-------- Material for this exercise --------
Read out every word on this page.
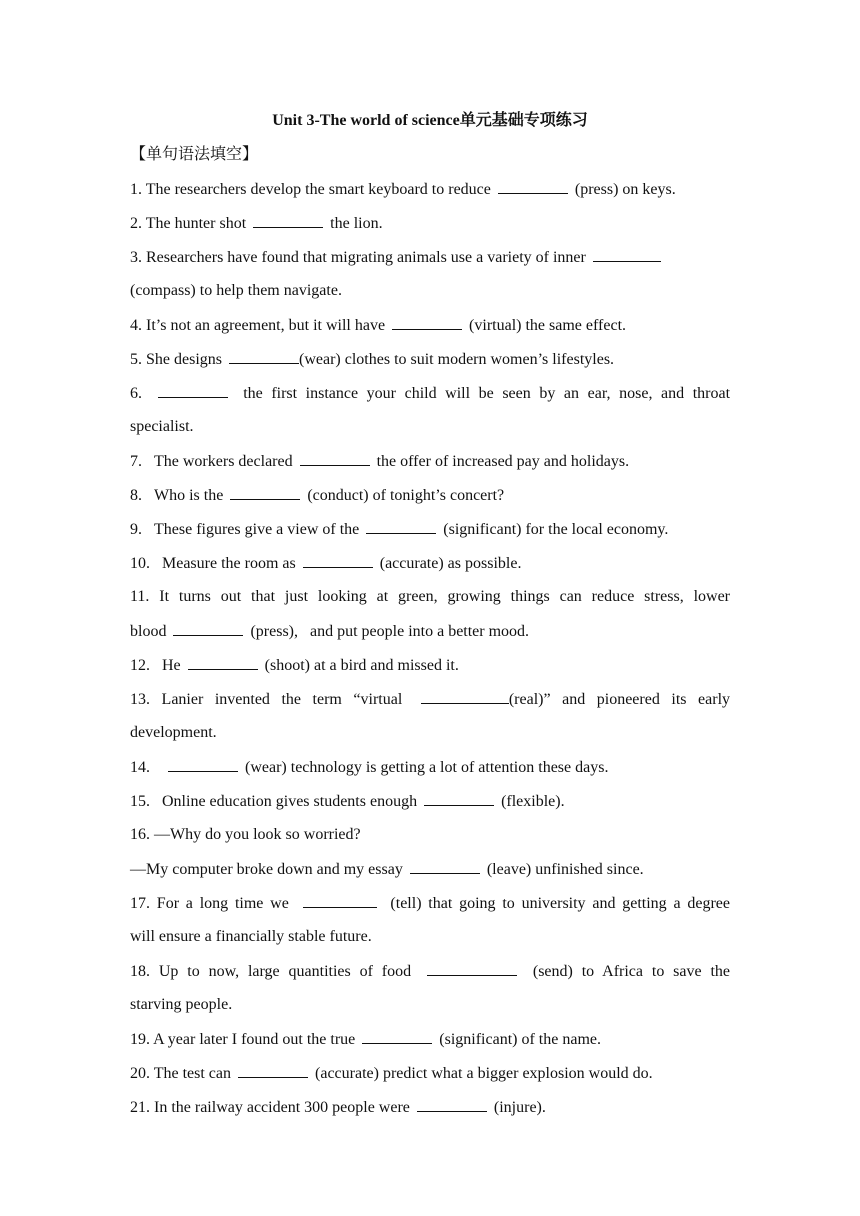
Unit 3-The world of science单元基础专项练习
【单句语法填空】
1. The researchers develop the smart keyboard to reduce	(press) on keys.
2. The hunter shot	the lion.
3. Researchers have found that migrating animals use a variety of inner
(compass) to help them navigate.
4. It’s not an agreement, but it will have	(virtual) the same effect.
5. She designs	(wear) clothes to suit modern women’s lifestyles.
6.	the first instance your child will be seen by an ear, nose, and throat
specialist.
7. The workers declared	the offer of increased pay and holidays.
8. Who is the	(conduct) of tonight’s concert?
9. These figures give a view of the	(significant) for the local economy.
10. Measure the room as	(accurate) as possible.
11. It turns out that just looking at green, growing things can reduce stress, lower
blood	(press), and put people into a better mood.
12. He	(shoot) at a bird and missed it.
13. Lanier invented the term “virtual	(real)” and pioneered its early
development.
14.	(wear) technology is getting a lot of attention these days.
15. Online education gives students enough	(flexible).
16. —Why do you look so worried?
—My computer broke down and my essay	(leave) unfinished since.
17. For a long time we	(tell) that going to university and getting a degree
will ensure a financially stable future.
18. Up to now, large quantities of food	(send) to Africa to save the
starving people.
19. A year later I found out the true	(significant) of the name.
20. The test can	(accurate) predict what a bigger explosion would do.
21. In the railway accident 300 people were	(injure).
--------
Aim → List each line of the records that holds the string "wear".

Response for this exercise →
5. She designs	(wear) clothes to suit modern women’s lifestyles.
14.	(wear) technology is getting a lot of attention these days.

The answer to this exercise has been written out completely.